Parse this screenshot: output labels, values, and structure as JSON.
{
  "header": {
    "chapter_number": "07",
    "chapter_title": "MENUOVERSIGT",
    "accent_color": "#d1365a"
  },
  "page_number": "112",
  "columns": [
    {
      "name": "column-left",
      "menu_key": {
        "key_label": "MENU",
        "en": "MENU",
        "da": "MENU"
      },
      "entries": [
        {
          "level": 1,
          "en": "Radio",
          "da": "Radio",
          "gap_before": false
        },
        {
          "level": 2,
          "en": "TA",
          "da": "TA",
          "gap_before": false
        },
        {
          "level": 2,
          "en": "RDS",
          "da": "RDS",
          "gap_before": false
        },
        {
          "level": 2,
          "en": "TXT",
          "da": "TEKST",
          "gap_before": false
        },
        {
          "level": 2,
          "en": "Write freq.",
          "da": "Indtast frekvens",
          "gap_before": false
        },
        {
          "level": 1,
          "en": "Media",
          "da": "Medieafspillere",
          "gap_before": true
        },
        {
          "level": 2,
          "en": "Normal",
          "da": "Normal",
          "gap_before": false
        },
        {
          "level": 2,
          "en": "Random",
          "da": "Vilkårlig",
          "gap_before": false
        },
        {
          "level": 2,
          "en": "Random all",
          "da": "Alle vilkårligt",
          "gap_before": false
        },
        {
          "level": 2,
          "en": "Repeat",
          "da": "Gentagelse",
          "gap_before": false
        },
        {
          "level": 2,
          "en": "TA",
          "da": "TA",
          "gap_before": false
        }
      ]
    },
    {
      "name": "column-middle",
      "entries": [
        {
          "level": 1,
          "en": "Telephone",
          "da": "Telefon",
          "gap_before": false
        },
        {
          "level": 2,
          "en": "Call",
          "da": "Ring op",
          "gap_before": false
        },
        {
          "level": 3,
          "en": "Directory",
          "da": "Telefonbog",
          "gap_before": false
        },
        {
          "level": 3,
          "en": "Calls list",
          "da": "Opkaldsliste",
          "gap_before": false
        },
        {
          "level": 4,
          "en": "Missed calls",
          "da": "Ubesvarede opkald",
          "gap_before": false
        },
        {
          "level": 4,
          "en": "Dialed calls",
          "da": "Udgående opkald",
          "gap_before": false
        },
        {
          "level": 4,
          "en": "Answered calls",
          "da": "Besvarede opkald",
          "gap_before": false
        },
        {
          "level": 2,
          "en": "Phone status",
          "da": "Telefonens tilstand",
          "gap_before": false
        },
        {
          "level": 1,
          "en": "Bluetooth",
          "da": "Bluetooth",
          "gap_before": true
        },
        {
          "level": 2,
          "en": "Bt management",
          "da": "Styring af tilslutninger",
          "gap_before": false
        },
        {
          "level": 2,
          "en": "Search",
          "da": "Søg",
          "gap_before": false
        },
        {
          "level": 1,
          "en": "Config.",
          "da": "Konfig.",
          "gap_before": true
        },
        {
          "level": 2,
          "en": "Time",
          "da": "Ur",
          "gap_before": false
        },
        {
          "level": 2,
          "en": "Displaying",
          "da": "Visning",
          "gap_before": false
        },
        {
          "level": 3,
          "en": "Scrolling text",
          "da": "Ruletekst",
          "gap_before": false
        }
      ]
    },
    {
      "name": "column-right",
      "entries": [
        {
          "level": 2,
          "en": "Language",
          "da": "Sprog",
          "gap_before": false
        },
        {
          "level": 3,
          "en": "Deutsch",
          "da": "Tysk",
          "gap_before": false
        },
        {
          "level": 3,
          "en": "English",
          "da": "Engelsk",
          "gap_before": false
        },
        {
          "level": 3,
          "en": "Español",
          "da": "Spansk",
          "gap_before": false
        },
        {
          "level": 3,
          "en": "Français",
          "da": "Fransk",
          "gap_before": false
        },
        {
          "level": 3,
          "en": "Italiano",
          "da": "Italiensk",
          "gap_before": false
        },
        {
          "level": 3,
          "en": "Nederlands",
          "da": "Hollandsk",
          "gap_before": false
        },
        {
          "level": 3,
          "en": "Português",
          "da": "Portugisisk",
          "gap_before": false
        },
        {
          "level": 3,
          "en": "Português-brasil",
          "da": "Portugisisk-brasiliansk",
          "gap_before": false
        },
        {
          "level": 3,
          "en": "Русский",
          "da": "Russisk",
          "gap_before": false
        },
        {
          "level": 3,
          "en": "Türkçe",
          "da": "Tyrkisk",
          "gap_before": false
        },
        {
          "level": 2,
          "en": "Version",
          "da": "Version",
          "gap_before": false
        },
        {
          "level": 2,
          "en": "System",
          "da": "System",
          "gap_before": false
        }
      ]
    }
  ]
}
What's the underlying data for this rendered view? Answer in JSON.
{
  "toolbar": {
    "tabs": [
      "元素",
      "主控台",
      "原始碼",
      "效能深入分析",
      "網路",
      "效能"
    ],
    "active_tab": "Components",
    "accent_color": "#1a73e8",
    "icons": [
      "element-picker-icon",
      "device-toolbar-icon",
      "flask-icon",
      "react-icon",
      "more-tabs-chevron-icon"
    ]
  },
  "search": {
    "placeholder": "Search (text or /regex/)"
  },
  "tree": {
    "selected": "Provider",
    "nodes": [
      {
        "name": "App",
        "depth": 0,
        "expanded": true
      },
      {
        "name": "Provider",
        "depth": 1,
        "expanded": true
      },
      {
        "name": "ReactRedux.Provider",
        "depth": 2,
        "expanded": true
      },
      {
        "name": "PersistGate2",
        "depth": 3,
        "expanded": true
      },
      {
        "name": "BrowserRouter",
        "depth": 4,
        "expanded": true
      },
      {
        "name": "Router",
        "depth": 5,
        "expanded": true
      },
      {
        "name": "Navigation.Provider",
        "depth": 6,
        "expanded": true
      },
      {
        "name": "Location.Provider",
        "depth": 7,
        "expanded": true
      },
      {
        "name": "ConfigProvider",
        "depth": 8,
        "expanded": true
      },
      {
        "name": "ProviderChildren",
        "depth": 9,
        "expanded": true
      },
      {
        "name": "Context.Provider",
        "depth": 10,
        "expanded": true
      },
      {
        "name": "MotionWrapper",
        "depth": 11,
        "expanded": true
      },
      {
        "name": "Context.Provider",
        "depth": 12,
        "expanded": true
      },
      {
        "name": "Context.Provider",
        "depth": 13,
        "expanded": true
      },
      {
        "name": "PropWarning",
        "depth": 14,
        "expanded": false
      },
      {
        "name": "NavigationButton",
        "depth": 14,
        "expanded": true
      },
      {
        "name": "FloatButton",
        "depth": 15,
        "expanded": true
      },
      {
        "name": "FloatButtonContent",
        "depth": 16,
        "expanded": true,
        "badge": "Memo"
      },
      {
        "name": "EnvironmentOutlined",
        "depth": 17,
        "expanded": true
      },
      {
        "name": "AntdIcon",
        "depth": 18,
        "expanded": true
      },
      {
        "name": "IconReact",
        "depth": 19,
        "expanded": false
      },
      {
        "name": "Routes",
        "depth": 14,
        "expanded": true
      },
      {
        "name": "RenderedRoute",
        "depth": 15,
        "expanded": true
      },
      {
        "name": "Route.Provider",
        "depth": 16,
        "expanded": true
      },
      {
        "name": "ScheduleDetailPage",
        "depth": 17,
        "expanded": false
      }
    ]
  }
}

┄┄┄┄┄┄┄┄┄┄

### What needs to be done
Reproduce the full set of records precisely.

### Reply to the task
Parse this screenshot: output labels, values, and structure as JSON.
{
  "header": {
    "chapter_number": "07",
    "chapter_title": "MENUOVERSIGT",
    "accent_color": "#d1365a"
  },
  "page_number": "112",
  "columns": [
    {
      "name": "column-left",
      "menu_key": {
        "key_label": "MENU",
        "en": "MENU",
        "da": "MENU"
      },
      "entries": [
        {
          "level": 1,
          "en": "Radio",
          "da": "Radio",
          "gap_before": false
        },
        {
          "level": 2,
          "en": "TA",
          "da": "TA",
          "gap_before": false
        },
        {
          "level": 2,
          "en": "RDS",
          "da": "RDS",
          "gap_before": false
        },
        {
          "level": 2,
          "en": "TXT",
          "da": "TEKST",
          "gap_before": false
        },
        {
          "level": 2,
          "en": "Write freq.",
          "da": "Indtast frekvens",
          "gap_before": false
        },
        {
          "level": 1,
          "en": "Media",
          "da": "Medieafspillere",
          "gap_before": true
        },
        {
          "level": 2,
          "en": "Normal",
          "da": "Normal",
          "gap_before": false
        },
        {
          "level": 2,
          "en": "Random",
          "da": "Vilkårlig",
          "gap_before": false
        },
        {
          "level": 2,
          "en": "Random all",
          "da": "Alle vilkårligt",
          "gap_before": false
        },
        {
          "level": 2,
          "en": "Repeat",
          "da": "Gentagelse",
          "gap_before": false
        },
        {
          "level": 2,
          "en": "TA",
          "da": "TA",
          "gap_before": false
        }
      ]
    },
    {
      "name": "column-middle",
      "entries": [
        {
          "level": 1,
          "en": "Telephone",
          "da": "Telefon",
          "gap_before": false
        },
        {
          "level": 2,
          "en": "Call",
          "da": "Ring op",
          "gap_before": false
        },
        {
          "level": 3,
          "en": "Directory",
          "da": "Telefonbog",
          "gap_before": false
        },
        {
          "level": 3,
          "en": "Calls list",
          "da": "Opkaldsliste",
          "gap_before": false
        },
        {
          "level": 4,
          "en": "Missed calls",
          "da": "Ubesvarede opkald",
          "gap_before": false
        },
        {
          "level": 4,
          "en": "Dialed calls",
          "da": "Udgående opkald",
          "gap_before": false
        },
        {
          "level": 4,
          "en": "Answered calls",
          "da": "Besvarede opkald",
          "gap_before": false
        },
        {
          "level": 2,
          "en": "Phone status",
          "da": "Telefonens tilstand",
          "gap_before": false
        },
        {
          "level": 1,
          "en": "Bluetooth",
          "da": "Bluetooth",
          "gap_before": true
        },
        {
          "level": 2,
          "en": "Bt management",
          "da": "Styring af tilslutninger",
          "gap_before": false
        },
        {
          "level": 2,
          "en": "Search",
          "da": "Søg",
          "gap_before": false
        },
        {
          "level": 1,
          "en": "Config.",
          "da": "Konfig.",
          "gap_before": true
        },
        {
          "level": 2,
          "en": "Time",
          "da": "Ur",
          "gap_before": false
        },
        {
          "level": 2,
          "en": "Displaying",
          "da": "Visning",
          "gap_before": false
        },
        {
          "level": 3,
          "en": "Scrolling text",
          "da": "Ruletekst",
          "gap_before": false
        }
      ]
    },
    {
      "name": "column-right",
      "entries": [
        {
          "level": 2,
          "en": "Language",
          "da": "Sprog",
          "gap_before": false
        },
        {
          "level": 3,
          "en": "Deutsch",
          "da": "Tysk",
          "gap_before": false
        },
        {
          "level": 3,
          "en": "English",
          "da": "Engelsk",
          "gap_before": false
        },
        {
          "level": 3,
          "en": "Español",
          "da": "Spansk",
          "gap_before": false
        },
        {
          "level": 3,
          "en": "Français",
          "da": "Fransk",
          "gap_before": false
        },
        {
          "level": 3,
          "en": "Italiano",
          "da": "Italiensk",
          "gap_before": false
        },
        {
          "level": 3,
          "en": "Nederlands",
          "da": "Hollandsk",
          "gap_before": false
        },
        {
          "level": 3,
          "en": "Português",
          "da": "Portugisisk",
          "gap_before": false
        },
        {
          "level": 3,
          "en": "Português-brasil",
          "da": "Portugisisk-brasiliansk",
          "gap_before": false
        },
        {
          "level": 3,
          "en": "Русский",
          "da": "Russisk",
          "gap_before": false
        },
        {
          "level": 3,
          "en": "Türkçe",
          "da": "Tyrkisk",
          "gap_before": false
        },
        {
          "level": 2,
          "en": "Version",
          "da": "Version",
          "gap_before": false
        },
        {
          "level": 2,
          "en": "System",
          "da": "System",
          "gap_before": false
        }
      ]
    }
  ]
}
What's the underlying data for this rendered view? Answer in JSON.
{
  "toolbar": {
    "tabs": [
      "元素",
      "主控台",
      "原始碼",
      "效能深入分析",
      "網路",
      "效能"
    ],
    "active_tab": "Components",
    "accent_color": "#1a73e8",
    "icons": [
      "element-picker-icon",
      "device-toolbar-icon",
      "flask-icon",
      "react-icon",
      "more-tabs-chevron-icon"
    ]
  },
  "search": {
    "placeholder": "Search (text or /regex/)"
  },
  "tree": {
    "selected": "Provider",
    "nodes": [
      {
        "name": "App",
        "depth": 0,
        "expanded": true
      },
      {
        "name": "Provider",
        "depth": 1,
        "expanded": true
      },
      {
        "name": "ReactRedux.Provider",
        "depth": 2,
        "expanded": true
      },
      {
        "name": "PersistGate2",
        "depth": 3,
        "expanded": true
      },
      {
        "name": "BrowserRouter",
        "depth": 4,
        "expanded": true
      },
      {
        "name": "Router",
        "depth": 5,
        "expanded": true
      },
      {
        "name": "Navigation.Provider",
        "depth": 6,
        "expanded": true
      },
      {
        "name": "Location.Provider",
        "depth": 7,
        "expanded": true
      },
      {
        "name": "ConfigProvider",
        "depth": 8,
        "expanded": true
      },
      {
        "name": "ProviderChildren",
        "depth": 9,
        "expanded": true
      },
      {
        "name": "Context.Provider",
        "depth": 10,
        "expanded": true
      },
      {
        "name": "MotionWrapper",
        "depth": 11,
        "expanded": true
      },
      {
        "name": "Context.Provider",
        "depth": 12,
        "expanded": true
      },
      {
        "name": "Context.Provider",
        "depth": 13,
        "expanded": true
      },
      {
        "name": "PropWarning",
        "depth": 14,
        "expanded": false
      },
      {
        "name": "NavigationButton",
        "depth": 14,
        "expanded": true
      },
      {
        "name": "FloatButton",
        "depth": 15,
        "expanded": true
      },
      {
        "name": "FloatButtonContent",
        "depth": 16,
        "expanded": true,
        "badge": "Memo"
      },
      {
        "name": "EnvironmentOutlined",
        "depth": 17,
        "expanded": true
      },
      {
        "name": "AntdIcon",
        "depth": 18,
        "expanded": true
      },
      {
        "name": "IconReact",
        "depth": 19,
        "expanded": false
      },
      {
        "name": "Routes",
        "depth": 14,
        "expanded": true
      },
      {
        "name": "RenderedRoute",
        "depth": 15,
        "expanded": true
      },
      {
        "name": "Route.Provider",
        "depth": 16,
        "expanded": true
      },
      {
        "name": "ScheduleDetailPage",
        "depth": 17,
        "expanded": false
      }
    ]
  }
}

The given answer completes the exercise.